- [Exercise aim]: Copy out all lines with the word "title" in them.
##########
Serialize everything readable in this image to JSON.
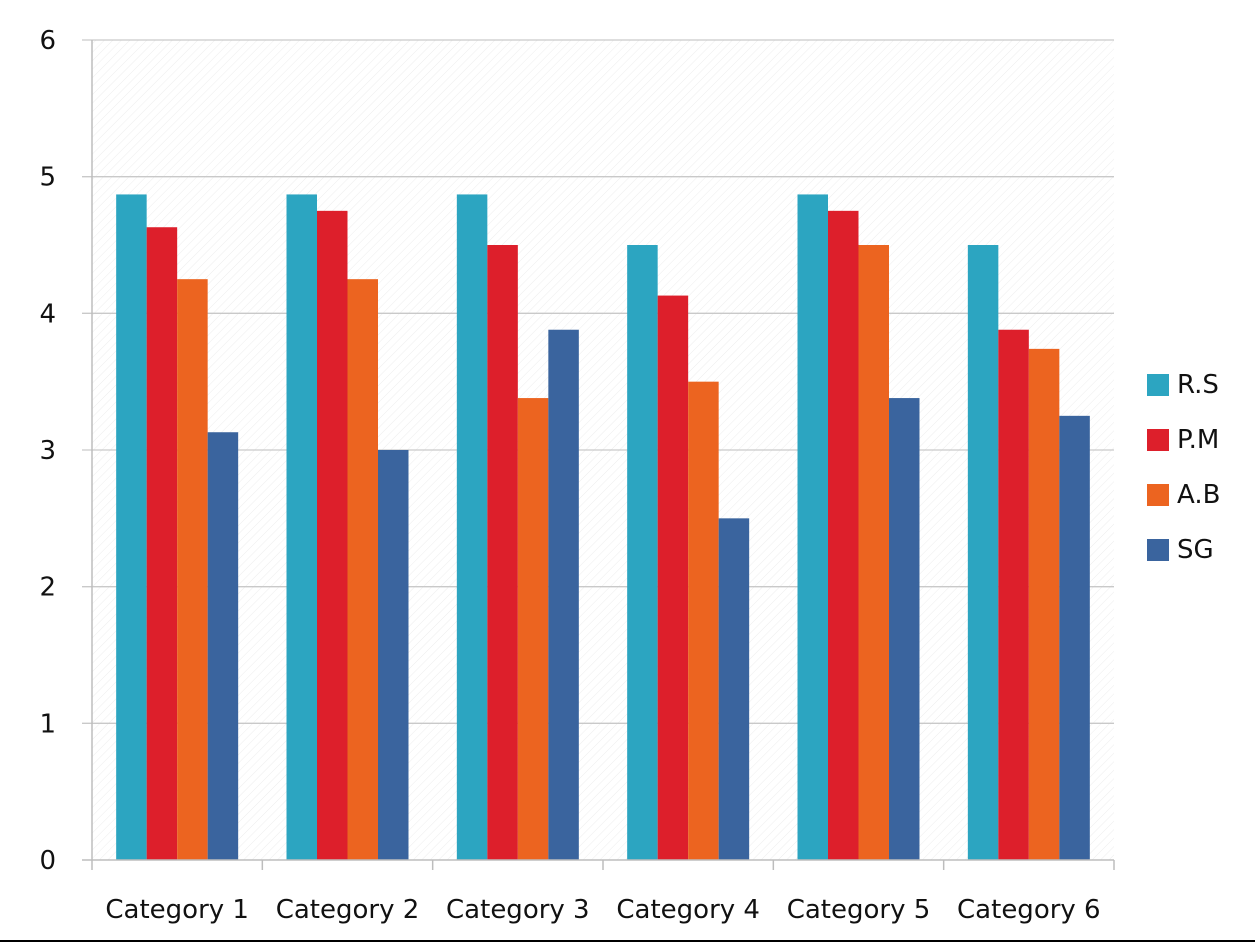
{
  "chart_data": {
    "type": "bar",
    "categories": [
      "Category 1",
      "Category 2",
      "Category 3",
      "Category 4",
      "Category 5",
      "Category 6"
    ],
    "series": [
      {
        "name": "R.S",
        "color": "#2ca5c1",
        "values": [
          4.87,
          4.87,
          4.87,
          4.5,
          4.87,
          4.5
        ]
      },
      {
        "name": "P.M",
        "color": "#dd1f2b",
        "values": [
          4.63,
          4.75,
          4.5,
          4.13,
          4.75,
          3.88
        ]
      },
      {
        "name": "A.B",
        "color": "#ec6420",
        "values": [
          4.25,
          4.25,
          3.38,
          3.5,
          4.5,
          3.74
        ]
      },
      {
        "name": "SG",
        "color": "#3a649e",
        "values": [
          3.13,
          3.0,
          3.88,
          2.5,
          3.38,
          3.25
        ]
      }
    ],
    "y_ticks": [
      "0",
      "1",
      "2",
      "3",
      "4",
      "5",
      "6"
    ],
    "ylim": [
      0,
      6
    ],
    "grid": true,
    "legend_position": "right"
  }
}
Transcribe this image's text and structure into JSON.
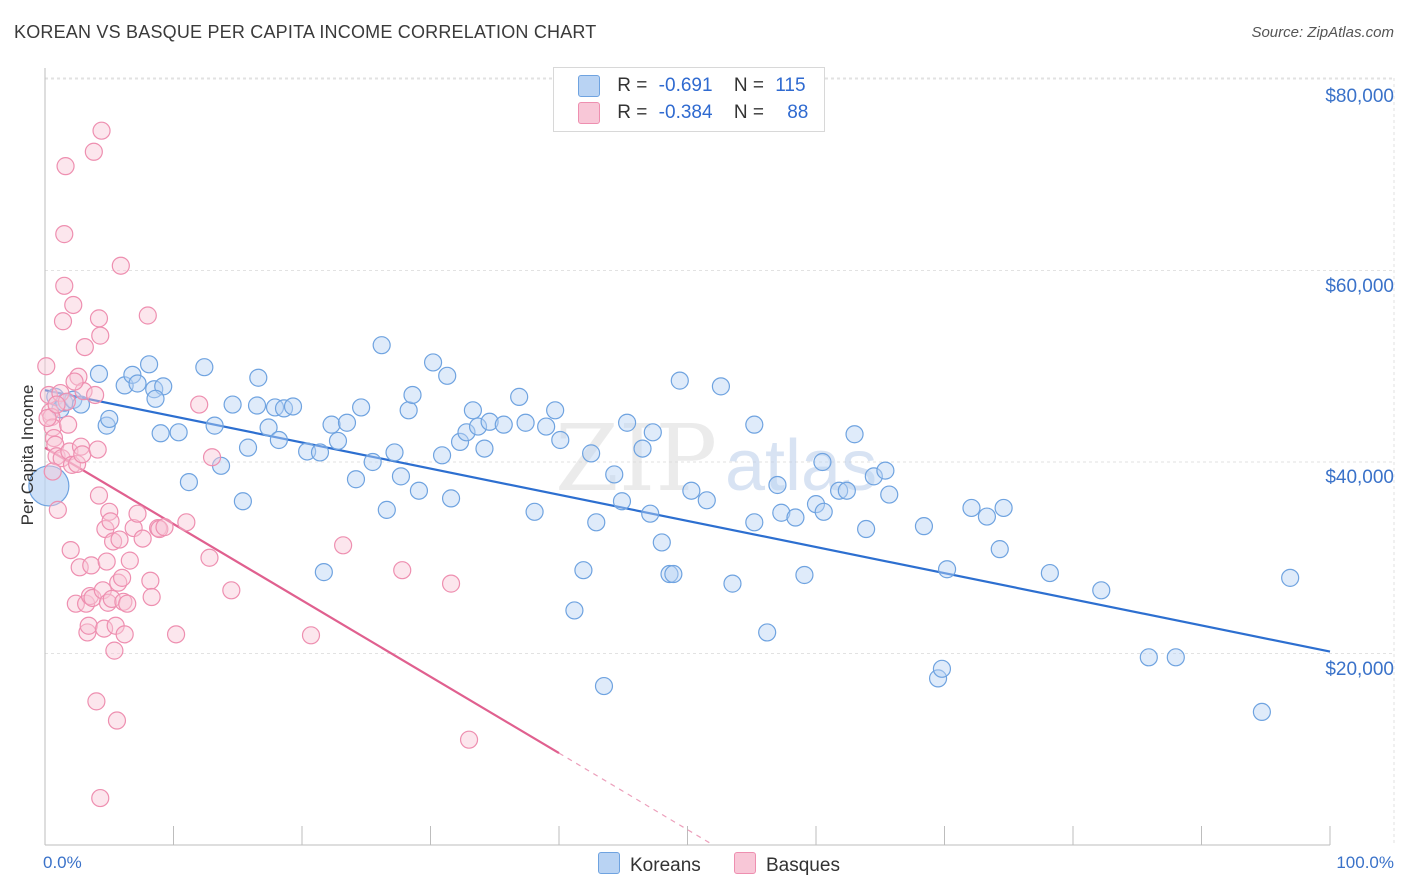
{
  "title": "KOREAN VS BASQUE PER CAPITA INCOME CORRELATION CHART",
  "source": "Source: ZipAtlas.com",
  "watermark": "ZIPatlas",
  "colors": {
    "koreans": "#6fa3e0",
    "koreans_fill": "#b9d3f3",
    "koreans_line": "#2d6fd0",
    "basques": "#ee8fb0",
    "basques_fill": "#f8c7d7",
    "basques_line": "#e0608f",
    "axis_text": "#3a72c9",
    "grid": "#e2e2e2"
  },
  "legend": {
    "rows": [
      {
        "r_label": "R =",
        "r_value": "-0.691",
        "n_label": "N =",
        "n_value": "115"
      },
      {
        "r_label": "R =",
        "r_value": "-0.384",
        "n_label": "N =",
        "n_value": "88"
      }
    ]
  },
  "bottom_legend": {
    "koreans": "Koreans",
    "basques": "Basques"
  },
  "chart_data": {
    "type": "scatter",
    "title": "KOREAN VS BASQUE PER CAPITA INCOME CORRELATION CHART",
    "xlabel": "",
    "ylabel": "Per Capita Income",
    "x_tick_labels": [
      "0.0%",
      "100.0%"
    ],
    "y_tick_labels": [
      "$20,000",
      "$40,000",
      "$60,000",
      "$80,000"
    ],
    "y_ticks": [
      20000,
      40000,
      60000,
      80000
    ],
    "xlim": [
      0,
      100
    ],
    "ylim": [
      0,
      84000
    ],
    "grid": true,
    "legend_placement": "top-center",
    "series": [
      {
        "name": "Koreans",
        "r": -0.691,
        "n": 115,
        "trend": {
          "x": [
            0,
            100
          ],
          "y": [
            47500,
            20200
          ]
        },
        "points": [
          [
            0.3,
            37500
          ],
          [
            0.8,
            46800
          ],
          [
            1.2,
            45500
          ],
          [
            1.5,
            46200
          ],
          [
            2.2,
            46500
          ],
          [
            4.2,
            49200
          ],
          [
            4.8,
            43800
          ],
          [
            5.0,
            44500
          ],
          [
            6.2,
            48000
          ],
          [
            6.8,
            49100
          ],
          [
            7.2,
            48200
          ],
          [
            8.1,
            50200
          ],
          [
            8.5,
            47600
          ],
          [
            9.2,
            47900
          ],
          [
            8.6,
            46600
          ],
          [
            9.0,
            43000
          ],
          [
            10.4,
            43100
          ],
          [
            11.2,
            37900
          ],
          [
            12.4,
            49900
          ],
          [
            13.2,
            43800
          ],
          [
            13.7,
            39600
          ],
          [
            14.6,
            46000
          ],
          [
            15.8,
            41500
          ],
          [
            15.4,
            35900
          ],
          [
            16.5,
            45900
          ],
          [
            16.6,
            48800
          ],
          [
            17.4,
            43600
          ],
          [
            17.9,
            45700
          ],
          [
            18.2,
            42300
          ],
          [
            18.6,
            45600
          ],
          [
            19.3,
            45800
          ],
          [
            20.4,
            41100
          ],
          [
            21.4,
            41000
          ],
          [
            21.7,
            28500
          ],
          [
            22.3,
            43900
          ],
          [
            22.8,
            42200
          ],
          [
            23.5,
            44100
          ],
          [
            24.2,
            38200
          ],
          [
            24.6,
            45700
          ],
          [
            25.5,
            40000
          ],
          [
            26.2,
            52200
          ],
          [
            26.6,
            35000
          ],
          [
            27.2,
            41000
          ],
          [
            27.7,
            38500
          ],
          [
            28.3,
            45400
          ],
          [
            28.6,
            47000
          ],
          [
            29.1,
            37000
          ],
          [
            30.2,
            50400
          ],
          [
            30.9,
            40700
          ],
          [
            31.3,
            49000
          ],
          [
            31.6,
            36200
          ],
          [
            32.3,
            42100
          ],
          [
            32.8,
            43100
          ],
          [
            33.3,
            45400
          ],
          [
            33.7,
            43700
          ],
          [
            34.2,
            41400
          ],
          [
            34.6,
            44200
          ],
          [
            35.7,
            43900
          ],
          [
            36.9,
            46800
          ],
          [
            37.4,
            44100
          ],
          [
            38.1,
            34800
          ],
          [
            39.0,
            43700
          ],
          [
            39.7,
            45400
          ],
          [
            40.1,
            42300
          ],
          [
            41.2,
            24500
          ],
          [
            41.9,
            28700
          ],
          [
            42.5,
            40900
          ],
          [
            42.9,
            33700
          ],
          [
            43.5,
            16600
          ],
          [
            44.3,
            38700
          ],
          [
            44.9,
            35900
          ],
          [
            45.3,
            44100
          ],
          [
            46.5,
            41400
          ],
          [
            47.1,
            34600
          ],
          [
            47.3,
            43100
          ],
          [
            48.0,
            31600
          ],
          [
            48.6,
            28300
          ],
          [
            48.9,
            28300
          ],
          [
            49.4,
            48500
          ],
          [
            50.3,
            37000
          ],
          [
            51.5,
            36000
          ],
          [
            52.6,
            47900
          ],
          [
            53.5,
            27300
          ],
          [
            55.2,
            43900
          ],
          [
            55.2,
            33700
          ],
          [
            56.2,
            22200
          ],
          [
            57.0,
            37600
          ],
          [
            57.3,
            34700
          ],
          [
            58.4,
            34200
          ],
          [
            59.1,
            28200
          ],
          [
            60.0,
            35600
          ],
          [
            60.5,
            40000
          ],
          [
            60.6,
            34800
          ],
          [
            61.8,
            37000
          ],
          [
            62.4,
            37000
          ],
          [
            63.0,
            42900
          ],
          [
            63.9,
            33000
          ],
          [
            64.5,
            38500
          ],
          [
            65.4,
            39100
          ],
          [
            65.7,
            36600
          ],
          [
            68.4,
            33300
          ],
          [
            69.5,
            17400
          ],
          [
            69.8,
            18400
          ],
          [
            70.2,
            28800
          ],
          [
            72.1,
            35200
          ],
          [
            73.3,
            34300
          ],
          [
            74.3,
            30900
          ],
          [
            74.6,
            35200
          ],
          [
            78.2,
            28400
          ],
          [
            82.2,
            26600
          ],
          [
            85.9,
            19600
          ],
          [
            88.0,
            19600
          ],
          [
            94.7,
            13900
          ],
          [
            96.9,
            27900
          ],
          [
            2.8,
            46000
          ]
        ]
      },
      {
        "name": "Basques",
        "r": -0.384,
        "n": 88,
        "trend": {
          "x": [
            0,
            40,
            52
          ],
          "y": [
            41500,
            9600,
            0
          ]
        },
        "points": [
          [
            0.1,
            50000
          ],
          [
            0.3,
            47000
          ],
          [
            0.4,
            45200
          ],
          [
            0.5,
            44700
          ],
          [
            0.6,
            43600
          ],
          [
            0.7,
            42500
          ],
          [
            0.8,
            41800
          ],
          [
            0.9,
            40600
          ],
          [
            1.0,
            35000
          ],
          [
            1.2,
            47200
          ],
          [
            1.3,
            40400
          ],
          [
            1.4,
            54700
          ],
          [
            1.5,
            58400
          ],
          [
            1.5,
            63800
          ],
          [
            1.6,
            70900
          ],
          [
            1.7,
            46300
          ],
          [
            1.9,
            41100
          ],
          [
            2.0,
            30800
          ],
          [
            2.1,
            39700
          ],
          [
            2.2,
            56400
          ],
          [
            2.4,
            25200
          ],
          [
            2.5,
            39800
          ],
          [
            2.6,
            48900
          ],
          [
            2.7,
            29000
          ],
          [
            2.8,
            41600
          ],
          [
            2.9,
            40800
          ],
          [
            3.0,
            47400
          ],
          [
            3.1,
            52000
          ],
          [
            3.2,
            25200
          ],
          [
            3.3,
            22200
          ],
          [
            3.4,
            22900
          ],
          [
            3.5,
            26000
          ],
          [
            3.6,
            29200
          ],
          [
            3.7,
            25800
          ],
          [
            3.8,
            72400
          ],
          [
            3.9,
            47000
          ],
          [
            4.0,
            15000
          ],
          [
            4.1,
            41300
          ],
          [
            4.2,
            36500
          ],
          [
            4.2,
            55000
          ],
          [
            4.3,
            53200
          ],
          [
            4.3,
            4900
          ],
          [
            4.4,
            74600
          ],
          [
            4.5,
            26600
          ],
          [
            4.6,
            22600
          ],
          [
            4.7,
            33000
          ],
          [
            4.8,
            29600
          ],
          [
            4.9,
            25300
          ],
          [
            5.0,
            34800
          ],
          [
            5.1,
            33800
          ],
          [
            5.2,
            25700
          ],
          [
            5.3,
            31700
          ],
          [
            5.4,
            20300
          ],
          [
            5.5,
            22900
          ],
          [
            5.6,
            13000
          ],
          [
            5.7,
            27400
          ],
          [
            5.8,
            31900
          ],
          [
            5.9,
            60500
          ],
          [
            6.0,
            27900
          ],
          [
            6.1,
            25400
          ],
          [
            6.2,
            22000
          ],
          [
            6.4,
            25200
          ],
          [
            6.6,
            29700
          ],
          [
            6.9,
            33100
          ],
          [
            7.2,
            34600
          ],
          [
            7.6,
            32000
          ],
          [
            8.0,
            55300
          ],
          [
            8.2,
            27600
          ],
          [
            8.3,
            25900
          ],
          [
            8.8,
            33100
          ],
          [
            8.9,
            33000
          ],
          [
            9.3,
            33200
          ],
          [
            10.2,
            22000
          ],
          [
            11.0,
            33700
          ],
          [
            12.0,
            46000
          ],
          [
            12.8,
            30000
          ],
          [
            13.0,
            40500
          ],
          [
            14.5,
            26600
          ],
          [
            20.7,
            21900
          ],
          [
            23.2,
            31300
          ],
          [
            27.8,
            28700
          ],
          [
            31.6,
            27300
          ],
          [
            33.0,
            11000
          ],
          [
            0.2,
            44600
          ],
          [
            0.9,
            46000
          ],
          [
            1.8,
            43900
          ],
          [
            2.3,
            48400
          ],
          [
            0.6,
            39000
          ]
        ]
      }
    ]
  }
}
##########
- [Task answer]:
  "title": "KOREAN VS BASQUE PER CAPITA INCOME CORRELATION CHART",
    "title": "KOREAN VS BASQUE PER CAPITA INCOME CORRELATION CHART",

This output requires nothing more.